Stated exercise: Pictures do not belong in the copy; transcribe everything else in the records exactly.

# start of Dataset entries

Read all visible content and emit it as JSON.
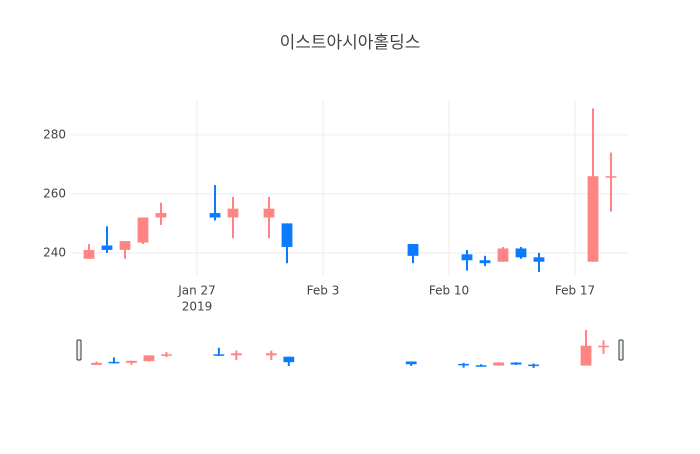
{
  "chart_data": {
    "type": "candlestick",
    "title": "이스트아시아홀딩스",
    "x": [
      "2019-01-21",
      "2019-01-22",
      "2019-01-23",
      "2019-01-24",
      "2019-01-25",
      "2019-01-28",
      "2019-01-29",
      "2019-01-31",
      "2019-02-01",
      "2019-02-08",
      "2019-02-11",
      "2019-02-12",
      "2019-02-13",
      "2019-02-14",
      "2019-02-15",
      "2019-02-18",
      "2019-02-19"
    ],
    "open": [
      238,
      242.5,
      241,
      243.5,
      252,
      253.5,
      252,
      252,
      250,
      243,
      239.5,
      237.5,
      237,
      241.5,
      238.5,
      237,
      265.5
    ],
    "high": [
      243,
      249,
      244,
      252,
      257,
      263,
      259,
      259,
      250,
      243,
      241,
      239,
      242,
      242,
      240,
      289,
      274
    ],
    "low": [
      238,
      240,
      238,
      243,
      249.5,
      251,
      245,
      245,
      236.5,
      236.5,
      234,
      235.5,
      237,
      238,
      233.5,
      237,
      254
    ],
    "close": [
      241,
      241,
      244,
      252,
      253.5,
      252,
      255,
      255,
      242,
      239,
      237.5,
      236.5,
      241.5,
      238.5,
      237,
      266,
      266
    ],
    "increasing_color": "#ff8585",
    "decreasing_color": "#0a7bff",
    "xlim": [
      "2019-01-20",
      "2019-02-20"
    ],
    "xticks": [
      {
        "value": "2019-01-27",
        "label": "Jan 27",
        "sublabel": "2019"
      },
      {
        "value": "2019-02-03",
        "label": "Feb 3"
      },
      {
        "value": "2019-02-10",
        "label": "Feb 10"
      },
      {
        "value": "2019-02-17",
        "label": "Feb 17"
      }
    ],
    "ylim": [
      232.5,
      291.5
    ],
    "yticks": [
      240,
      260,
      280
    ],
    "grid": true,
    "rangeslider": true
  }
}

# end of Dataset entries

Expected answer:
Read all visible content and emit it as JSON.
{
  "chart_data": {
    "type": "candlestick",
    "title": "이스트아시아홀딩스",
    "x": [
      "2019-01-21",
      "2019-01-22",
      "2019-01-23",
      "2019-01-24",
      "2019-01-25",
      "2019-01-28",
      "2019-01-29",
      "2019-01-31",
      "2019-02-01",
      "2019-02-08",
      "2019-02-11",
      "2019-02-12",
      "2019-02-13",
      "2019-02-14",
      "2019-02-15",
      "2019-02-18",
      "2019-02-19"
    ],
    "open": [
      238,
      242.5,
      241,
      243.5,
      252,
      253.5,
      252,
      252,
      250,
      243,
      239.5,
      237.5,
      237,
      241.5,
      238.5,
      237,
      265.5
    ],
    "high": [
      243,
      249,
      244,
      252,
      257,
      263,
      259,
      259,
      250,
      243,
      241,
      239,
      242,
      242,
      240,
      289,
      274
    ],
    "low": [
      238,
      240,
      238,
      243,
      249.5,
      251,
      245,
      245,
      236.5,
      236.5,
      234,
      235.5,
      237,
      238,
      233.5,
      237,
      254
    ],
    "close": [
      241,
      241,
      244,
      252,
      253.5,
      252,
      255,
      255,
      242,
      239,
      237.5,
      236.5,
      241.5,
      238.5,
      237,
      266,
      266
    ],
    "increasing_color": "#ff8585",
    "decreasing_color": "#0a7bff",
    "xlim": [
      "2019-01-20",
      "2019-02-20"
    ],
    "xticks": [
      {
        "value": "2019-01-27",
        "label": "Jan 27",
        "sublabel": "2019"
      },
      {
        "value": "2019-02-03",
        "label": "Feb 3"
      },
      {
        "value": "2019-02-10",
        "label": "Feb 10"
      },
      {
        "value": "2019-02-17",
        "label": "Feb 17"
      }
    ],
    "ylim": [
      232.5,
      291.5
    ],
    "yticks": [
      240,
      260,
      280
    ],
    "grid": true,
    "rangeslider": true
  }
}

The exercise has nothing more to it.